## start

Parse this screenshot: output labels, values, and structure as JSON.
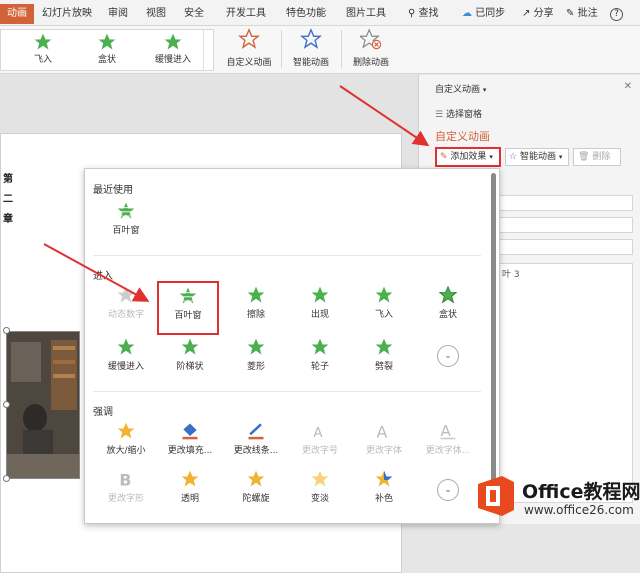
{
  "tabs": {
    "active": "动画",
    "slideshow": "幻灯片放映",
    "review": "审阅",
    "view": "视图",
    "security": "安全",
    "devtools": "开发工具",
    "features": "特色功能",
    "picture": "图片工具"
  },
  "toolbar_right": {
    "search": "查找",
    "synced": "已同步",
    "share": "分享",
    "comment": "批注",
    "help": "?"
  },
  "ribbon": {
    "gallery": [
      "飞入",
      "盒状",
      "缓慢进入"
    ],
    "custom_animation": "自定义动画",
    "smart_animation": "智能动画",
    "delete_animation": "删除动画"
  },
  "slide": {
    "text_lines": [
      "第",
      "二",
      "章"
    ]
  },
  "panel": {
    "title": "自定义动画",
    "select_pane": "选择窗格",
    "heading": "自定义动画",
    "add_effect": "添加效果",
    "smart_animation": "智能动画",
    "delete": "删除",
    "list_item": "叶 3"
  },
  "dropdown": {
    "recent_title": "最近使用",
    "recent_items": [
      "百叶窗"
    ],
    "enter_title": "进入",
    "enter_items": [
      "动态数字",
      "百叶窗",
      "擦除",
      "出现",
      "飞入",
      "盒状",
      "缓慢进入",
      "阶梯状",
      "菱形",
      "轮子",
      "劈裂"
    ],
    "emphasis_title": "强调",
    "emphasis_items": [
      "放大/缩小",
      "更改填充...",
      "更改线条...",
      "更改字号",
      "更改字体",
      "更改字体...",
      "更改字形",
      "透明",
      "陀螺旋",
      "变淡",
      "补色"
    ]
  },
  "watermark": {
    "brand": "Office教程网",
    "url": "www.office26.com"
  },
  "colors": {
    "accent": "#d2623a",
    "star_green": "#4caf50",
    "highlight": "#e03030",
    "arrow": "#e03030"
  }
}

## end

Brief →
Copy out the lines in which the string "自定义动画" appears.

Finished answer →
    "custom_animation": "自定义动画",
    "title": "自定义动画",
    "heading": "自定义动画",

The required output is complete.